▸ **JOB**
In the lines below, swap every "bullet-item" for "list-entry" and give them again with nothing else changed, leaving out the pictures.

# RECORDS SUPPLIED start

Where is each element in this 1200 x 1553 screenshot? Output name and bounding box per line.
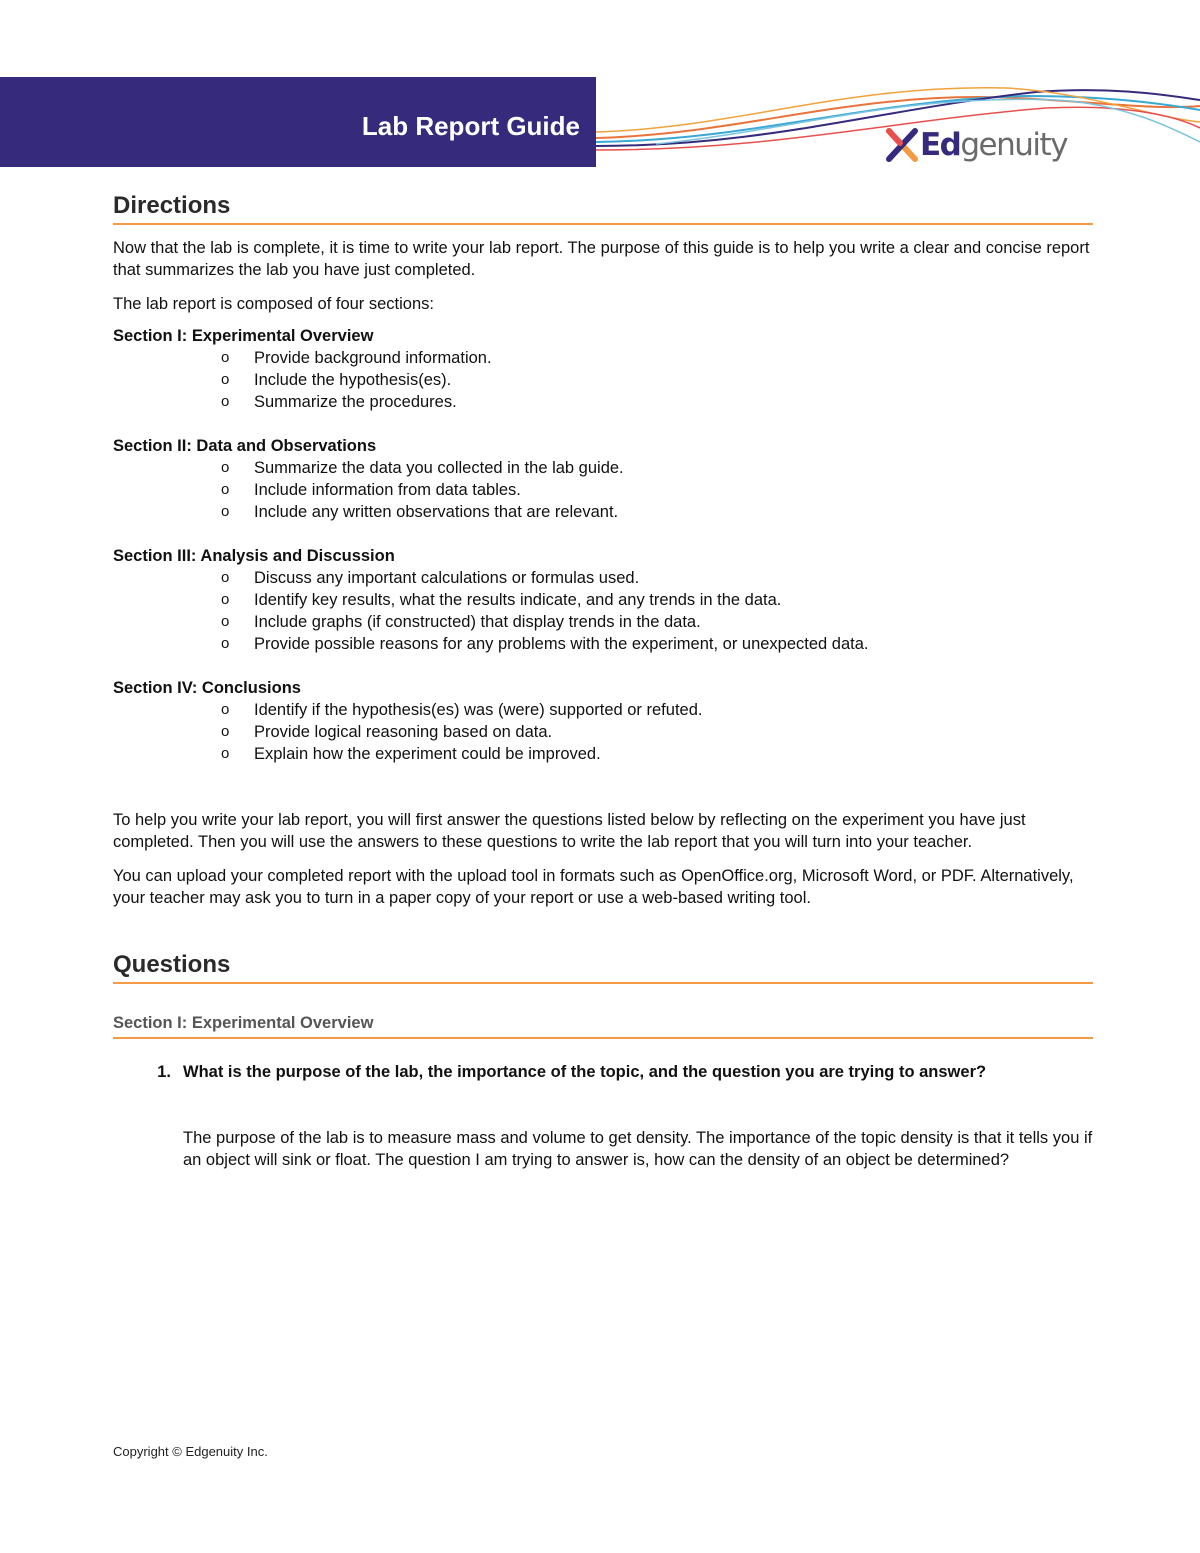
directions-heading: Directions [113,192,1093,225]
section-block [113,677,1093,765]
directions-intro: Now that the lab is complete, it is time to write your lab report. The purpose of this guide is to help you write a clear and concise report that summarizes the lab you have just completed. [113,239,1090,279]
directions-compose: The lab report is composed of four sections: [113,295,434,313]
section-title: Section IV: Conclusions [113,679,301,697]
logo-text-genuity: genuity [960,127,1068,163]
bullet-list [113,347,1093,413]
question-item [113,1061,1093,1171]
section-block [113,545,1093,655]
section-block [113,325,1093,413]
document-body [113,192,1093,1171]
copyright-footer: Copyright © Edgenuity Inc. [113,1444,268,1459]
bullet-item: o Include any written observations that are relevant. [218,501,1093,523]
edgenuity-x-mark-icon [886,128,918,162]
bullet-item: o Provide logical reasoning based on data. [218,721,1093,743]
bullet-item: o Explain how the experiment could be improved. [218,743,1093,765]
section-block [113,435,1093,523]
bullet-list [113,699,1093,765]
help-paragraph: To help you write your lab report, you will first answer the questions listed below by reflecting on the experiment you have just completed. Then you will use the answers to these questions to write the lab report that you will turn into your teacher. [113,811,1026,851]
bullet-item: o Provide background information. [218,347,1093,369]
logo-text-ed: Ed [920,127,961,163]
section-title: Section III: Analysis and Discussion [113,547,395,565]
bullet-item: o Include graphs (if constructed) that display trends in the data. [218,611,1093,633]
bullet-item: o Summarize the procedures. [218,391,1093,413]
bullet-item: o Identify key results, what the results indicate, and any trends in the data. [218,589,1093,611]
bullet-item: o Include the hypothesis(es). [218,369,1093,391]
bullet-list [113,567,1093,655]
bullet-item: o Provide possible reasons for any problems with the experiment, or unexpected data. [218,633,1093,655]
question-text: What is the purpose of the lab, the importance of the topic, and the question you are trying to answer? [183,1063,987,1081]
bullet-item: o Identify if the hypothesis(es) was (were) supported or refuted. [218,699,1093,721]
section-title: Section II: Data and Observations [113,437,377,455]
bullet-item: o Discuss any important calculations or formulas used. [218,567,1093,589]
questions-heading: Questions [113,951,1093,984]
edgenuity-logo [886,125,1067,165]
upload-paragraph: You can upload your completed report with the upload tool in formats such as OpenOffice.org, Microsoft Word, or PDF. Alternatively, your teacher may ask you to turn in a paper copy of your report or use a web-based writing tool. [113,867,1074,907]
header-banner [0,77,596,167]
question-number: 1. [157,1063,171,1081]
section-title: Section I: Experimental Overview [113,327,374,345]
bullet-item: o Include information from data tables. [218,479,1093,501]
bullet-item: o Summarize the data you collected in the lab guide. [218,457,1093,479]
document-title: Lab Report Guide [361,110,580,141]
questions-subsection-title: Section I: Experimental Overview [113,1014,1093,1039]
bullet-list [113,457,1093,523]
answer-text[interactable]: The purpose of the lab is to measure mass and volume to get density. The importance of the topic density is that it tells you if an object will sink or float. The question I am trying to answer is, how can the density of an object be determined? [183,1129,1093,1169]
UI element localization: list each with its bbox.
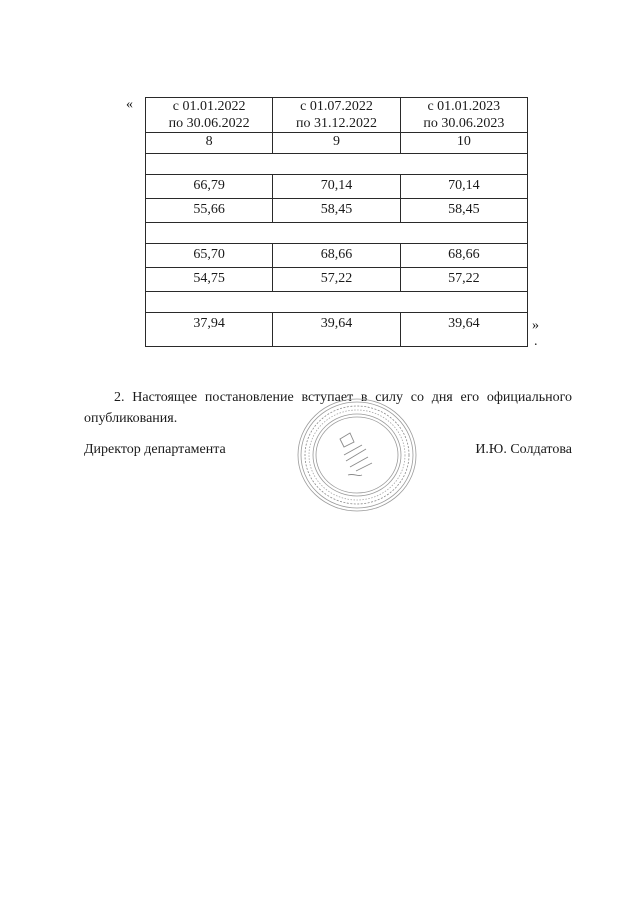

# RECORDS SUPPLIED end

▸ **ANSWER IN FULL**
Where is each element in this 1200 x 1553 screenshot? Output name and bounding box per line.
directions-heading: Directions [113,192,1093,225]
section-block [113,677,1093,765]
directions-intro: Now that the lab is complete, it is time to write your lab report. The purpose of this guide is to help you write a clear and concise report that summarizes the lab you have just completed. [113,239,1090,279]
directions-compose: The lab report is composed of four sections: [113,295,434,313]
section-title: Section IV: Conclusions [113,679,301,697]
logo-text-genuity: genuity [960,127,1068,163]
bullet-list [113,347,1093,413]
question-item [113,1061,1093,1171]
section-block [113,545,1093,655]
section-block [113,325,1093,413]
document-body [113,192,1093,1171]
copyright-footer: Copyright © Edgenuity Inc. [113,1444,268,1459]
list-entry: o Include any written observations that are relevant. [218,501,1093,523]
edgenuity-x-mark-icon [886,128,918,162]
list-entry: o Provide logical reasoning based on data. [218,721,1093,743]
list-entry: o Explain how the experiment could be improved. [218,743,1093,765]
section-block [113,435,1093,523]
bullet-list [113,699,1093,765]
help-paragraph: To help you write your lab report, you will first answer the questions listed below by reflecting on the experiment you have just completed. Then you will use the answers to these questions to write the lab report that you will turn into your teacher. [113,811,1026,851]
list-entry: o Provide background information. [218,347,1093,369]
logo-text-ed: Ed [920,127,961,163]
section-title: Section III: Analysis and Discussion [113,547,395,565]
list-entry: o Include graphs (if constructed) that display trends in the data. [218,611,1093,633]
list-entry: o Summarize the procedures. [218,391,1093,413]
list-entry: o Identify key results, what the results indicate, and any trends in the data. [218,589,1093,611]
list-entry: o Include the hypothesis(es). [218,369,1093,391]
bullet-list [113,567,1093,655]
list-entry: o Provide possible reasons for any problems with the experiment, or unexpected data. [218,633,1093,655]
question-text: What is the purpose of the lab, the importance of the topic, and the question you are trying to answer? [183,1063,987,1081]
list-entry: o Identify if the hypothesis(es) was (were) supported or refuted. [218,699,1093,721]
section-title: Section II: Data and Observations [113,437,377,455]
list-entry: o Discuss any important calculations or formulas used. [218,567,1093,589]
questions-heading: Questions [113,951,1093,984]
edgenuity-logo [886,125,1067,165]
upload-paragraph: You can upload your completed report with the upload tool in formats such as OpenOffice.org, Microsoft Word, or PDF. Alternatively, your teacher may ask you to turn in a paper copy of your report or use a web-based writing tool. [113,867,1074,907]
header-banner [0,77,596,167]
question-number: 1. [157,1063,171,1081]
section-title: Section I: Experimental Overview [113,327,374,345]
list-entry: o Include information from data tables. [218,479,1093,501]
list-entry: o Summarize the data you collected in the lab guide. [218,457,1093,479]
document-title: Lab Report Guide [361,110,580,141]
questions-subsection-title: Section I: Experimental Overview [113,1014,1093,1039]
bullet-list [113,457,1093,523]
answer-text[interactable]: The purpose of the lab is to measure mass and volume to get density. The importance of the topic density is that it tells you if an object will sink or float. The question I am trying to answer is, how can the density of an object be determined? [183,1129,1093,1169]
UI element localization: list each with its bbox.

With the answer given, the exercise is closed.